Some records
>>

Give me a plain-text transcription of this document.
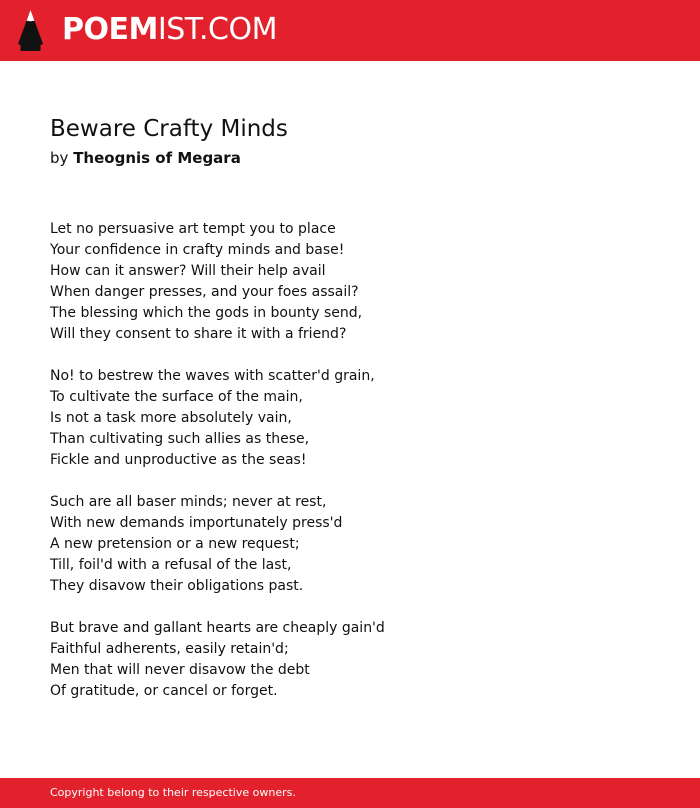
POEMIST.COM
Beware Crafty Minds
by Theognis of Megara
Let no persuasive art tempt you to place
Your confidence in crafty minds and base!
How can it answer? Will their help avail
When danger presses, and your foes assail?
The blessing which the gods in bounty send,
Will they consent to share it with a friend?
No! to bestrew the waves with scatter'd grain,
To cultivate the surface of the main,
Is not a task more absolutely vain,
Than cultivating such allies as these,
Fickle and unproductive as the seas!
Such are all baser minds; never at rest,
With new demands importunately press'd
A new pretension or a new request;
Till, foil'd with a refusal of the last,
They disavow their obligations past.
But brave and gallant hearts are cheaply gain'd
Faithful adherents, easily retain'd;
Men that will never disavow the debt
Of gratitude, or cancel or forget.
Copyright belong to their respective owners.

<<
>>

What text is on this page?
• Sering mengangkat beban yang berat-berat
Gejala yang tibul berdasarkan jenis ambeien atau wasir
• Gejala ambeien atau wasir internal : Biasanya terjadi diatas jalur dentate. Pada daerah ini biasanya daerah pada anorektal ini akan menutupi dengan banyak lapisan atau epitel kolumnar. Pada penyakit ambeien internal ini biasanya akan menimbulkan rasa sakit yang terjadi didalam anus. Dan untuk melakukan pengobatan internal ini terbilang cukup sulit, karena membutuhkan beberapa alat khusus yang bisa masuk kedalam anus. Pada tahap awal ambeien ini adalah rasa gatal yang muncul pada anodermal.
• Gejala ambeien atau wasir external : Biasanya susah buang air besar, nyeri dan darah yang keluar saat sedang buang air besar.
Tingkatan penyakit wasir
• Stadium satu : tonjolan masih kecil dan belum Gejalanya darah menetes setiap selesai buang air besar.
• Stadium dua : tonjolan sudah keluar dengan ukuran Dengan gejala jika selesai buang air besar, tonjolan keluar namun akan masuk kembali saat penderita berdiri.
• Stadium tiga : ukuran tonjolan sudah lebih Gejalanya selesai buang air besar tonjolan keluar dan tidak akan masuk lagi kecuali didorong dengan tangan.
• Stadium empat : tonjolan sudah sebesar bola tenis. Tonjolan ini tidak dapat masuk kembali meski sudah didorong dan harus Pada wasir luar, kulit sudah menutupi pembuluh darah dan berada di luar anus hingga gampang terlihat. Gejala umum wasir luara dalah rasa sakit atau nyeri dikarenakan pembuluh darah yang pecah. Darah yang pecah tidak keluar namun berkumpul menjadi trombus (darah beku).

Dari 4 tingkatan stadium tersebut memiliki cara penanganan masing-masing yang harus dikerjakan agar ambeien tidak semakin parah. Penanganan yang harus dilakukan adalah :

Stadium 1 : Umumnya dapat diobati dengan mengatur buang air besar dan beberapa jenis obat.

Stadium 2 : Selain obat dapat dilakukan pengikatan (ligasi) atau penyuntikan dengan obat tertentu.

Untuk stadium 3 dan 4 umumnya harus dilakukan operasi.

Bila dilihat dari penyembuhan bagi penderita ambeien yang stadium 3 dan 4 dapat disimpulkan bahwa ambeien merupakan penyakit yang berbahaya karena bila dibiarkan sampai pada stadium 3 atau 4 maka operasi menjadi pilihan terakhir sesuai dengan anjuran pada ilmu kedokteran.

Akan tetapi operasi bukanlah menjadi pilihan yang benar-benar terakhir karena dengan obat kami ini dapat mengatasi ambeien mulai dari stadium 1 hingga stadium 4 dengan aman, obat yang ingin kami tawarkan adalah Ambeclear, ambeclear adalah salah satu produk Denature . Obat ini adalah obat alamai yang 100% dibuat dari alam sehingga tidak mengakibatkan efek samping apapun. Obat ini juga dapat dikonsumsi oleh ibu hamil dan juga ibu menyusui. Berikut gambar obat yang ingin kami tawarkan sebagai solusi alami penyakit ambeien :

<<

TO DO: Where a line holds "text", copy it out.

FULL ANSWER:
Give me a plain-text transcription of this document.
What text is on this page?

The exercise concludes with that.